Records from a collection
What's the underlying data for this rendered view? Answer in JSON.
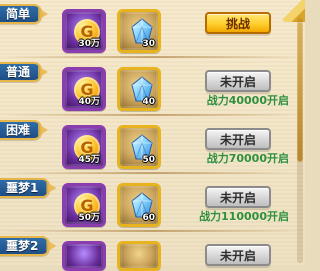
{
  "rows": [
    {
      "tag": "简单",
      "coin_qty": "30万",
      "crystal_qty": "30",
      "button_label": "挑战",
      "requirement": ""
    },
    {
      "tag": "普通",
      "coin_qty": "40万",
      "crystal_qty": "40",
      "button_label": "未开启",
      "requirement": "战力40000开启"
    },
    {
      "tag": "困难",
      "coin_qty": "45万",
      "crystal_qty": "50",
      "button_label": "未开启",
      "requirement": "战力70000开启"
    },
    {
      "tag": "噩梦1",
      "coin_qty": "50万",
      "crystal_qty": "60",
      "button_label": "未开启",
      "requirement": "战力110000开启"
    },
    {
      "tag": "噩梦2",
      "coin_qty": "",
      "crystal_qty": "",
      "button_label": "未开启",
      "requirement": ""
    }
  ],
  "icons": {
    "coin_glyph": "G",
    "coin_icon": "gold-coin-icon",
    "crystal_icon": "blue-crystal-icon"
  },
  "colors": {
    "tag_bg": "#2f6da7",
    "tag_border": "#e7b64a",
    "challenge_button": "#ffcf2e",
    "locked_button": "#d6d6d6",
    "requirement_text": "#2f8f3b",
    "coin_frame": "#8b3db0",
    "crystal_frame": "#e7b31f"
  }
}
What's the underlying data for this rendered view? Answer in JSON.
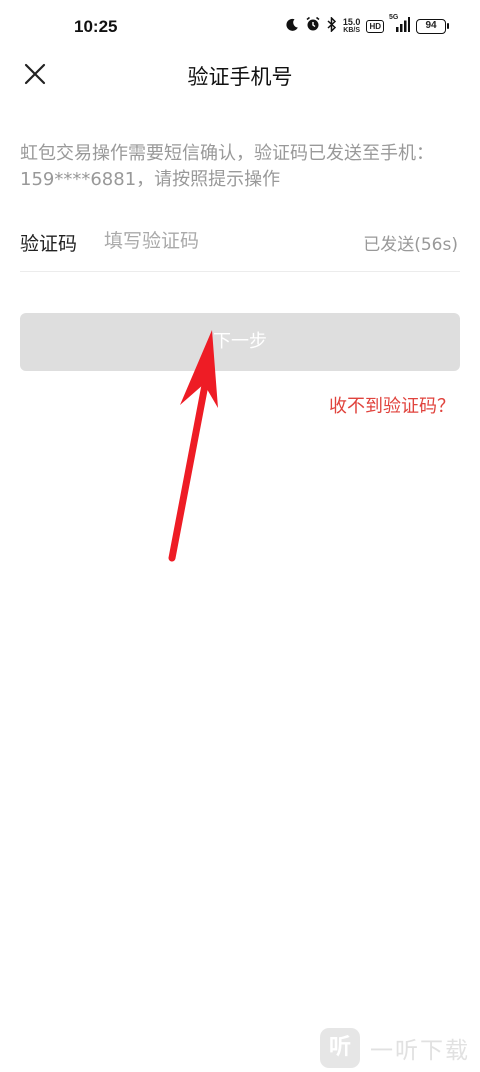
{
  "status_bar": {
    "time": "10:25",
    "net_speed_value": "15.0",
    "net_speed_unit": "KB/S",
    "hd_label": "HD",
    "network_label": "5G",
    "battery": "94",
    "icons": [
      "moon-icon",
      "alarm-icon",
      "bluetooth-icon",
      "signal-icon"
    ]
  },
  "header": {
    "title": "验证手机号",
    "close_icon": "close-icon"
  },
  "main": {
    "description": "虹包交易操作需要短信确认，验证码已发送至手机：159****6881，请按照提示操作",
    "code_field": {
      "label": "验证码",
      "value": "",
      "placeholder": "填写验证码",
      "resend_status": "已发送(56s)"
    },
    "next_button_label": "下一步",
    "no_code_link": "收不到验证码？"
  },
  "annotation": {
    "arrow_color": "#ee1c25"
  },
  "watermark": {
    "logo_text": "听",
    "text": "一听下载"
  },
  "colors": {
    "link_red": "#e0433d",
    "button_disabled_bg": "#dedede",
    "hint_gray": "#999999"
  }
}
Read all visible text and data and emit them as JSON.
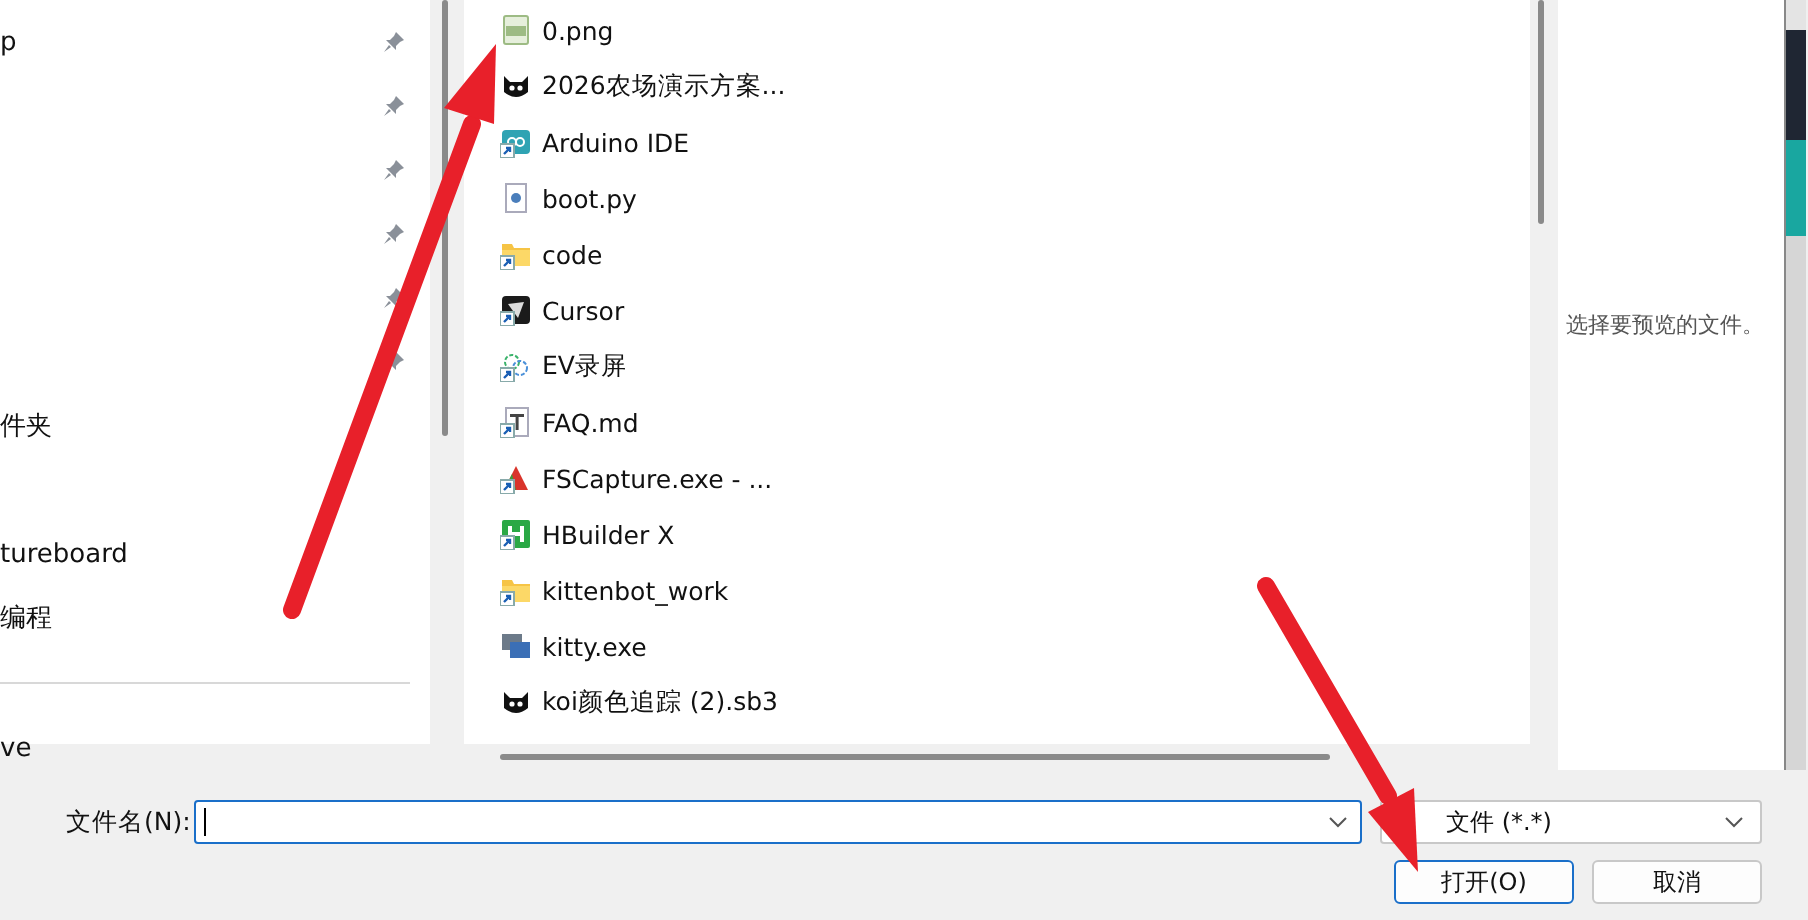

_DIRECTION_: What you return should match the records above word for word, minus the pictures.

_WRITTEN ANSWER_:
What's the underlying data for this rendered view? Answer in JSON.
{
  "rows": [
    {
      "tag": "简单",
      "coin_qty": "30万",
      "crystal_qty": "30",
      "button_label": "挑战",
      "requirement": ""
    },
    {
      "tag": "普通",
      "coin_qty": "40万",
      "crystal_qty": "40",
      "button_label": "未开启",
      "requirement": "战力40000开启"
    },
    {
      "tag": "困难",
      "coin_qty": "45万",
      "crystal_qty": "50",
      "button_label": "未开启",
      "requirement": "战力70000开启"
    },
    {
      "tag": "噩梦1",
      "coin_qty": "50万",
      "crystal_qty": "60",
      "button_label": "未开启",
      "requirement": "战力110000开启"
    },
    {
      "tag": "噩梦2",
      "coin_qty": "",
      "crystal_qty": "",
      "button_label": "未开启",
      "requirement": ""
    }
  ],
  "icons": {
    "coin_glyph": "G",
    "coin_icon": "gold-coin-icon",
    "crystal_icon": "blue-crystal-icon"
  },
  "colors": {
    "tag_bg": "#2f6da7",
    "tag_border": "#e7b64a",
    "challenge_button": "#ffcf2e",
    "locked_button": "#d6d6d6",
    "requirement_text": "#2f8f3b",
    "coin_frame": "#8b3db0",
    "crystal_frame": "#e7b31f"
  }
}
What's the underlying data for this rendered view? Answer in JSON.
{
  "status_bar": {
    "time": "10:25",
    "net_speed_value": "15.0",
    "net_speed_unit": "KB/S",
    "hd_label": "HD",
    "network_label": "5G",
    "battery": "94",
    "icons": [
      "moon-icon",
      "alarm-icon",
      "bluetooth-icon",
      "signal-icon"
    ]
  },
  "header": {
    "title": "验证手机号",
    "close_icon": "close-icon"
  },
  "main": {
    "description": "虹包交易操作需要短信确认，验证码已发送至手机：159****6881，请按照提示操作",
    "code_field": {
      "label": "验证码",
      "value": "",
      "placeholder": "填写验证码",
      "resend_status": "已发送(56s)"
    },
    "next_button_label": "下一步",
    "no_code_link": "收不到验证码？"
  },
  "annotation": {
    "arrow_color": "#ee1c25"
  },
  "watermark": {
    "logo_text": "听",
    "text": "一听下载"
  },
  "colors": {
    "link_red": "#e0433d",
    "button_disabled_bg": "#dedede",
    "hint_gray": "#999999"
  }
}
Read all visible text and data and emit them as JSON.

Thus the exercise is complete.